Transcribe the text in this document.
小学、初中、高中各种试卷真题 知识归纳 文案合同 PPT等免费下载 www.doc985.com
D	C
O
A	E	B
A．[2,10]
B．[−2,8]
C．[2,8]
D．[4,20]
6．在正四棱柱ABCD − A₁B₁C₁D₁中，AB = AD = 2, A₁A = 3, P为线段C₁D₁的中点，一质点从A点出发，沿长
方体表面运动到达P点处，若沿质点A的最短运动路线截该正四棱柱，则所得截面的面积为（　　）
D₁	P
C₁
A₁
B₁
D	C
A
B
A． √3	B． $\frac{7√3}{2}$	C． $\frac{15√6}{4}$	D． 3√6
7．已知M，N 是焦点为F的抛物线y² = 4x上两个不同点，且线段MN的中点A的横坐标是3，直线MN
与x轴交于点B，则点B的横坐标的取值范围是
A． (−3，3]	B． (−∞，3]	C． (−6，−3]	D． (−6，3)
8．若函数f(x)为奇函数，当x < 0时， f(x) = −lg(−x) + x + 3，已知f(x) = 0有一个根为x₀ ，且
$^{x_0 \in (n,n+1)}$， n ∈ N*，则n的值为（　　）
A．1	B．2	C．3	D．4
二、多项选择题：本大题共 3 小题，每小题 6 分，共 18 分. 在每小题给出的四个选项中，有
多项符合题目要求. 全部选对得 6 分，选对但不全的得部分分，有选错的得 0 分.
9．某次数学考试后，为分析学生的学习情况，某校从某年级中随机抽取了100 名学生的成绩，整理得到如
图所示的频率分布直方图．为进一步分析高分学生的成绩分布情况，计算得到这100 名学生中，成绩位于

::::

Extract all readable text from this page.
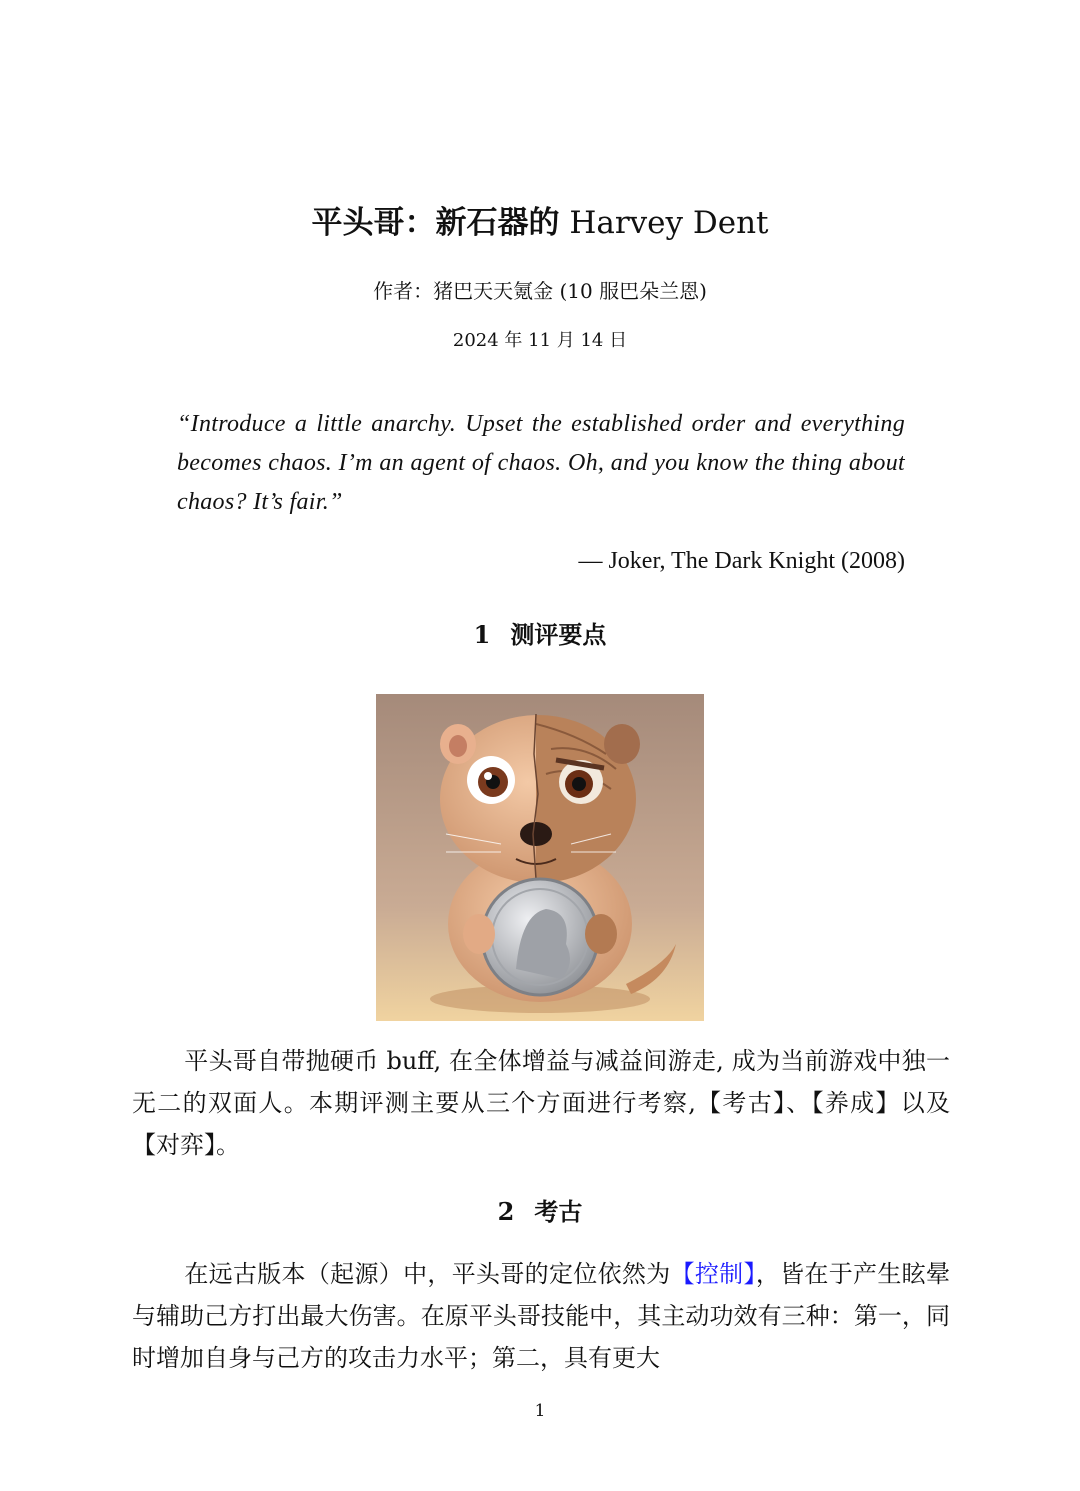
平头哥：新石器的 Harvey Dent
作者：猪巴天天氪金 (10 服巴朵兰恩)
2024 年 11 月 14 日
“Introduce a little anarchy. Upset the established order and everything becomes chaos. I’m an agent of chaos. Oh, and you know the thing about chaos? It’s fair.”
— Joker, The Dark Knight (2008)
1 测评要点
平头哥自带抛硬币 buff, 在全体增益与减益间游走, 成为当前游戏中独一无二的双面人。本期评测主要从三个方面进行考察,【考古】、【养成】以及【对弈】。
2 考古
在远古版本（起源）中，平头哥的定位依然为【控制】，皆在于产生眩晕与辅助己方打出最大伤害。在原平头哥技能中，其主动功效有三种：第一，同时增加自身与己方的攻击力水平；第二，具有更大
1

::::

# Set exercise
Collect every line from the records above that contains the word "this".

# Written answer
Transcribe the text in this document.
Extract all readable text from this page.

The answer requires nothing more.